---------- Available records

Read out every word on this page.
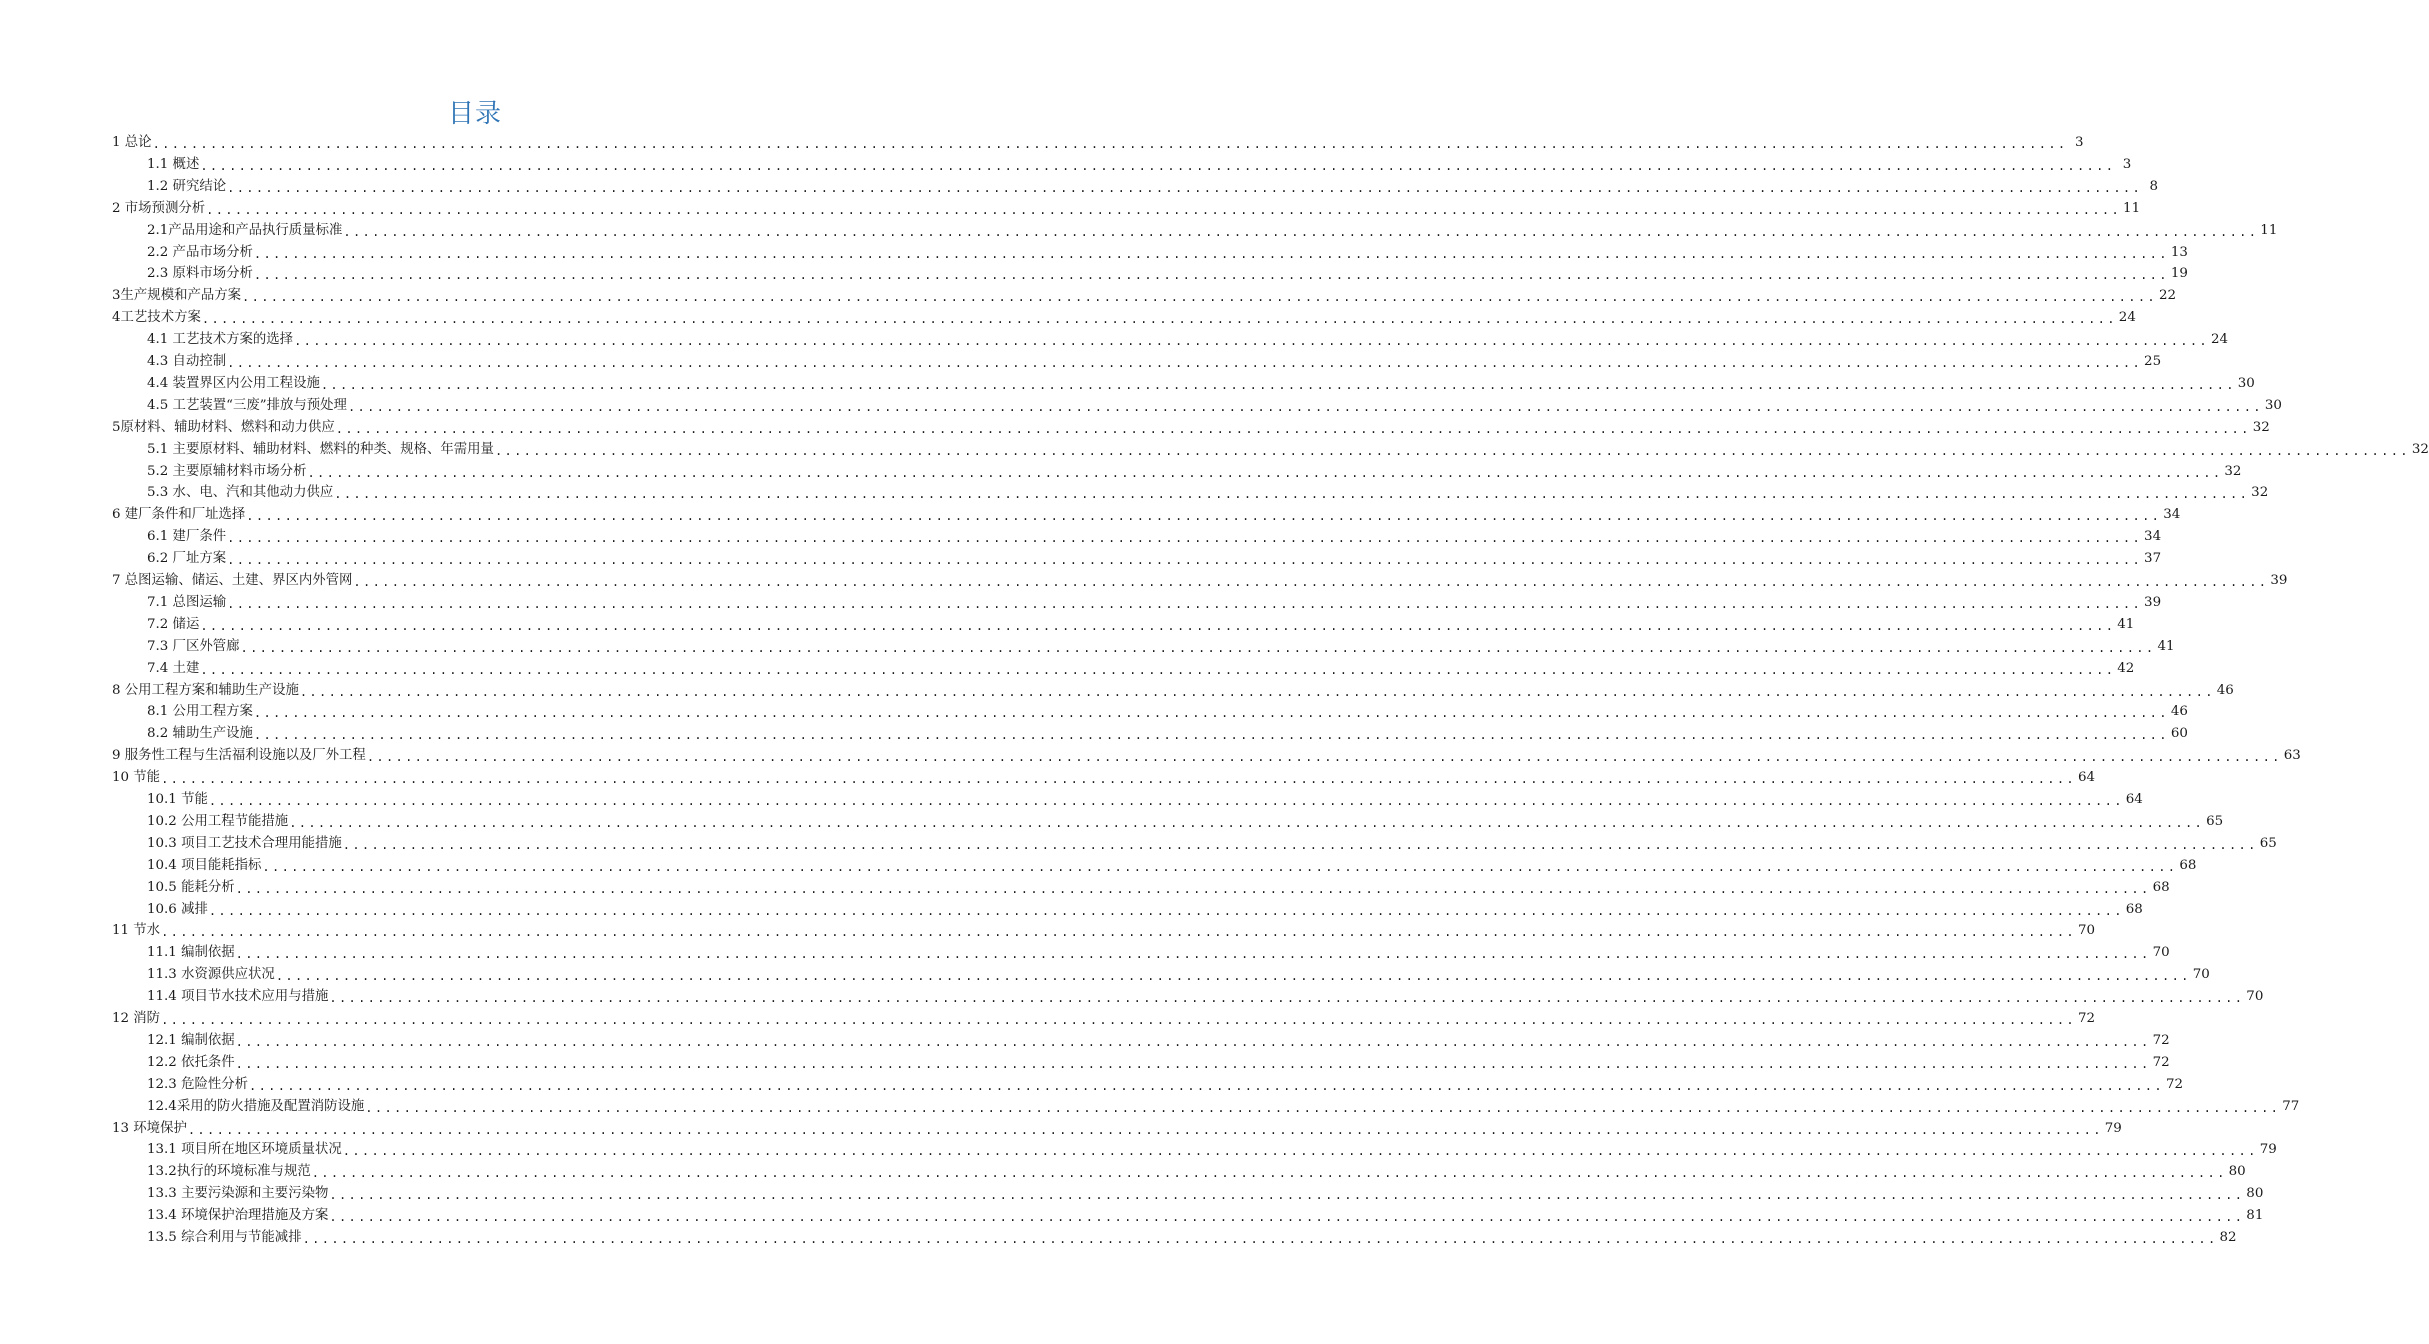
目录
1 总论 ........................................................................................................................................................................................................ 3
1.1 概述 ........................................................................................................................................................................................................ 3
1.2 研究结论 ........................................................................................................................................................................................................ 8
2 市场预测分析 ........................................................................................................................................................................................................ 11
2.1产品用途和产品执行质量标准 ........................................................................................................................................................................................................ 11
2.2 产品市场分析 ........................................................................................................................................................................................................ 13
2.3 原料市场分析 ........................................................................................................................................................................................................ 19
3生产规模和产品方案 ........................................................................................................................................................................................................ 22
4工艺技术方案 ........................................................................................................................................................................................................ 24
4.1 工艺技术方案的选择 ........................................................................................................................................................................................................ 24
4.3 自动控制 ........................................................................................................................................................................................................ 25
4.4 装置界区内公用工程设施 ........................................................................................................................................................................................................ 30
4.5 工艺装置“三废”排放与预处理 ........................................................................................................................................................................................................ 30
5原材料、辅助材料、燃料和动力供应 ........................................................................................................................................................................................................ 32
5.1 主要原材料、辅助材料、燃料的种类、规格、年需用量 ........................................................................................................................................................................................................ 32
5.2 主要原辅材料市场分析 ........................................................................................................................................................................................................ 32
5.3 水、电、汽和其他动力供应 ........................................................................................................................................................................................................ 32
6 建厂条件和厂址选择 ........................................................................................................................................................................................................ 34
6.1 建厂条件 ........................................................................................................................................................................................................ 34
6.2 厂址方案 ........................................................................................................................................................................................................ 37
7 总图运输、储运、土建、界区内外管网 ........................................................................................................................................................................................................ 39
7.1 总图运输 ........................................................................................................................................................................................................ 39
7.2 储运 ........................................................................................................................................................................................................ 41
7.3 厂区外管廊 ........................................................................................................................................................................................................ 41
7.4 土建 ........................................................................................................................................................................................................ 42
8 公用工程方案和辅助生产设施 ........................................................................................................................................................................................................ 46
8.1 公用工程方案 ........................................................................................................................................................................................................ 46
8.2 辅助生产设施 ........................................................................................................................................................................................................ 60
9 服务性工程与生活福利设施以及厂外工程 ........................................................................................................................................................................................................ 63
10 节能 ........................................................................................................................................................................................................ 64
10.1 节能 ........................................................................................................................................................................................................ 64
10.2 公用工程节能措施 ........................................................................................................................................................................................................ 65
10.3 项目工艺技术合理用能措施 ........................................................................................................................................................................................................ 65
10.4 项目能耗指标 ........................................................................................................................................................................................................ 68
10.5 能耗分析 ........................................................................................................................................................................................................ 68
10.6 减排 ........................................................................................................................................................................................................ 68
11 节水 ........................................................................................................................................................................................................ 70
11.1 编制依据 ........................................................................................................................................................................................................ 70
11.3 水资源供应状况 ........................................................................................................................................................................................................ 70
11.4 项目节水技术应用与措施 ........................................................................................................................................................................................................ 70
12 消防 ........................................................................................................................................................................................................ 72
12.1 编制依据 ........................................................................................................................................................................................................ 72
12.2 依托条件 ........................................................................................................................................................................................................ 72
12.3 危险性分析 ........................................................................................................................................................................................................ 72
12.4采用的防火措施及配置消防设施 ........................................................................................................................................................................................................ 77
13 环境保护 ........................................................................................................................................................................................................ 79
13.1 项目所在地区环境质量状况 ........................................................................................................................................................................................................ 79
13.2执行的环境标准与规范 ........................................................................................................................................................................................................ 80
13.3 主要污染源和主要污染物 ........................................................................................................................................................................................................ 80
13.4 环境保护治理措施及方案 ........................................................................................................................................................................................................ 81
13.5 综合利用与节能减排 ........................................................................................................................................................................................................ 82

--------------------
---------- Available records

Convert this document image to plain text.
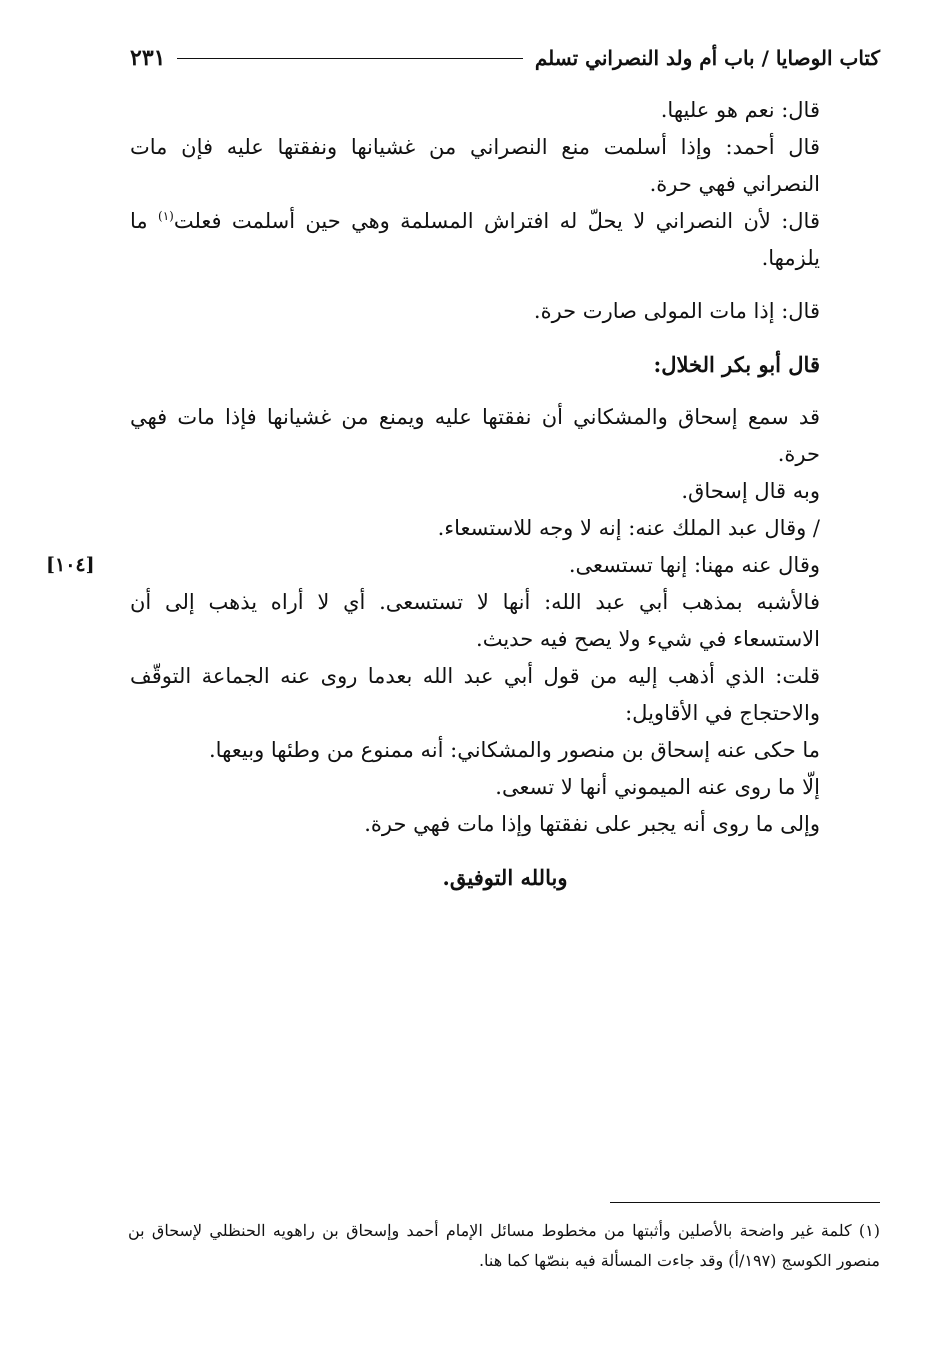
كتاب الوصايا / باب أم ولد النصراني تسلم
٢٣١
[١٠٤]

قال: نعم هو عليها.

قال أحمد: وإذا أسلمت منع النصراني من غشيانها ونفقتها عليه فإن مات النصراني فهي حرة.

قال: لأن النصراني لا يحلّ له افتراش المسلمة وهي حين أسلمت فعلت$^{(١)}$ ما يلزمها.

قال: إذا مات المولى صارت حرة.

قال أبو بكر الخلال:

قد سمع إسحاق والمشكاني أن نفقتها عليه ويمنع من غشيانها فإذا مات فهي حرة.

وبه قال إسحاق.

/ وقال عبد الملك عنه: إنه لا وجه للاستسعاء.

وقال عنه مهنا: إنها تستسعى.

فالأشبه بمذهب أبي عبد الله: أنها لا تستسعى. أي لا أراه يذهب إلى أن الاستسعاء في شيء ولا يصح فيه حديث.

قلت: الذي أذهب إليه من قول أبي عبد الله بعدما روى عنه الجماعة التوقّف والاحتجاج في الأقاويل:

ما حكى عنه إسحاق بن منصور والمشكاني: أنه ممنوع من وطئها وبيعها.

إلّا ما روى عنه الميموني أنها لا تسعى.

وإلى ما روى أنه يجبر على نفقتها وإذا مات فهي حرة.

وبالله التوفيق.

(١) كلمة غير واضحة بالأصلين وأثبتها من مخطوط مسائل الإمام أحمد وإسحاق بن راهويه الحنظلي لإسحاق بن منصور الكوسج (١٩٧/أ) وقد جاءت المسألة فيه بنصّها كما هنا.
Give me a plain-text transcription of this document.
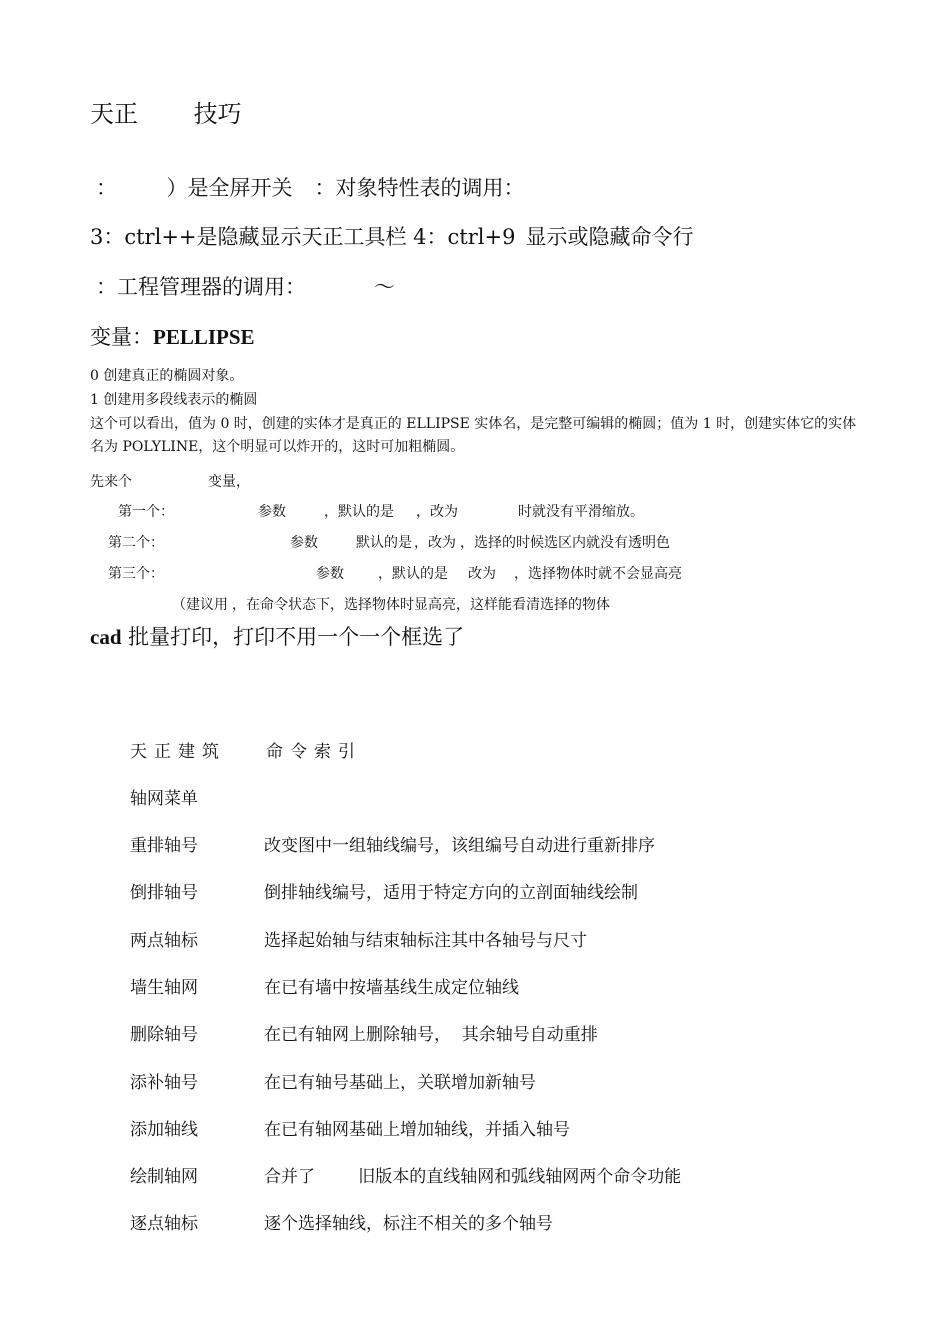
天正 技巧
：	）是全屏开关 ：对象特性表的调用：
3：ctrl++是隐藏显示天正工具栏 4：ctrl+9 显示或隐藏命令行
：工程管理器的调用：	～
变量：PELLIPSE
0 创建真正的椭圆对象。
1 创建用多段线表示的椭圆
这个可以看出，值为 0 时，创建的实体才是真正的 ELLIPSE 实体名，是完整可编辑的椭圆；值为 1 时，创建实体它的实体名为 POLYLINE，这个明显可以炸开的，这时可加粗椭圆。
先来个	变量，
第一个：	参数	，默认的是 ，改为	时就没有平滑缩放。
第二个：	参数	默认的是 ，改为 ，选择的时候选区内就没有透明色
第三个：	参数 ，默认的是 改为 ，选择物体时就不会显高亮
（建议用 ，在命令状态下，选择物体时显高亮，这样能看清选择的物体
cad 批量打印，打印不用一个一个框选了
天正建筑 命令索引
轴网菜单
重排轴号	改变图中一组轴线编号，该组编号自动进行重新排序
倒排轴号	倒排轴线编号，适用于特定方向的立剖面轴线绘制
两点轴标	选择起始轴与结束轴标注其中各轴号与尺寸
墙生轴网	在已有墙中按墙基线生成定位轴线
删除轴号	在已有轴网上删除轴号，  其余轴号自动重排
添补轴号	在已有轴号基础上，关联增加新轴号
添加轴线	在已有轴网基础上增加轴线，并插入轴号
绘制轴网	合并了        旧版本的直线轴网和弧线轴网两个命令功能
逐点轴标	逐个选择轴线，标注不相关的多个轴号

--------------------
---------- Available records

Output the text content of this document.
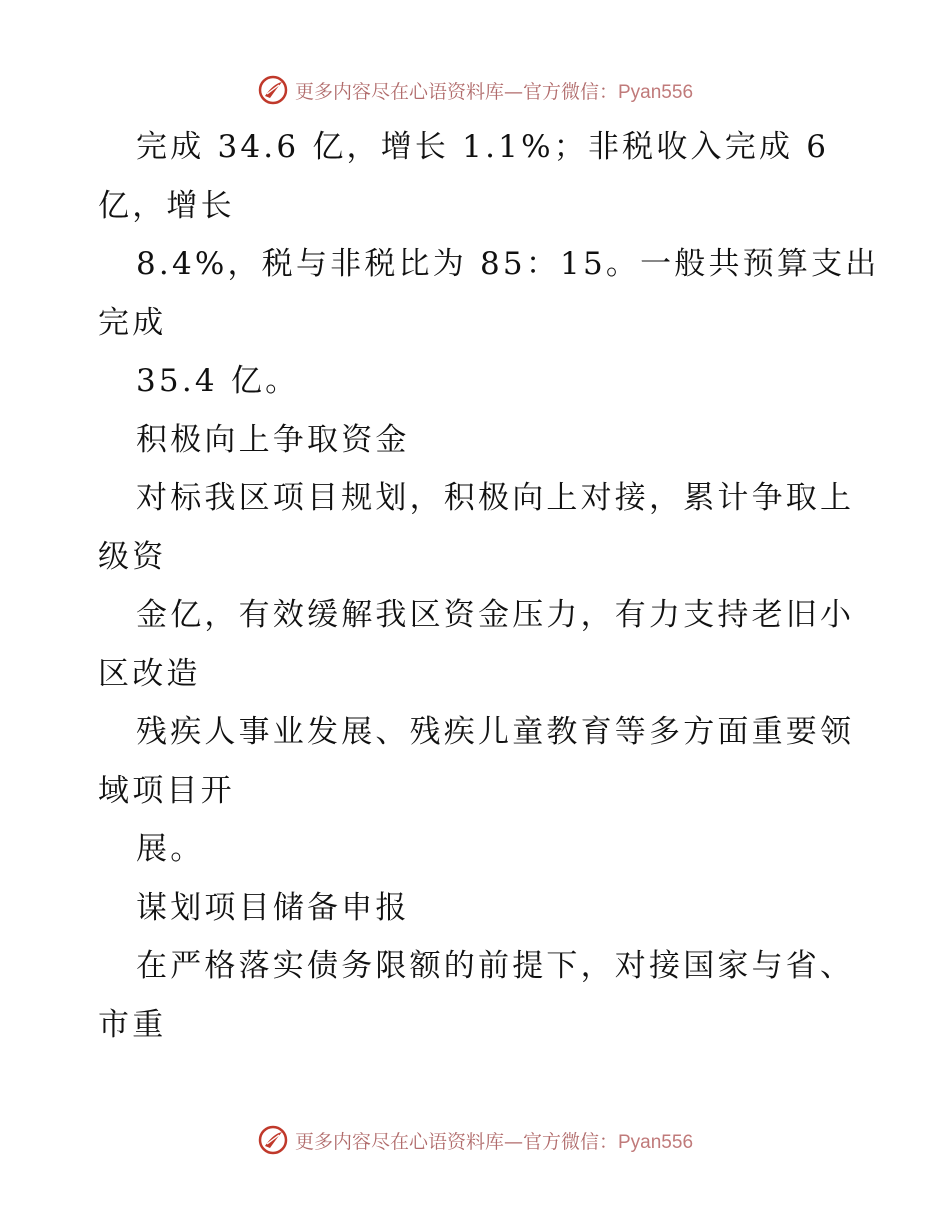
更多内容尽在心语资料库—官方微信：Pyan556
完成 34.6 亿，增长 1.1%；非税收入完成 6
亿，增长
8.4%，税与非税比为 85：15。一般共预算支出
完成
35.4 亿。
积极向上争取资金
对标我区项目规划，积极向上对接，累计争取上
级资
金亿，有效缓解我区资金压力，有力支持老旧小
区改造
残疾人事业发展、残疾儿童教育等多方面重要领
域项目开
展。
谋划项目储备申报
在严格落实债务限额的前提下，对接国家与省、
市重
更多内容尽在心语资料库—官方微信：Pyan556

--------------------

What is being asked =>
In the listing, find all lines with the string "غشيانها" and copy them.

Answer to the problem =>
قال أحمد: وإذا أسلمت منع النصراني من غشيانها ونفقتها عليه فإن مات النصراني فهي حرة.
قد سمع إسحاق والمشكاني أن نفقتها عليه ويمنع من غشيانها فإذا مات فهي حرة.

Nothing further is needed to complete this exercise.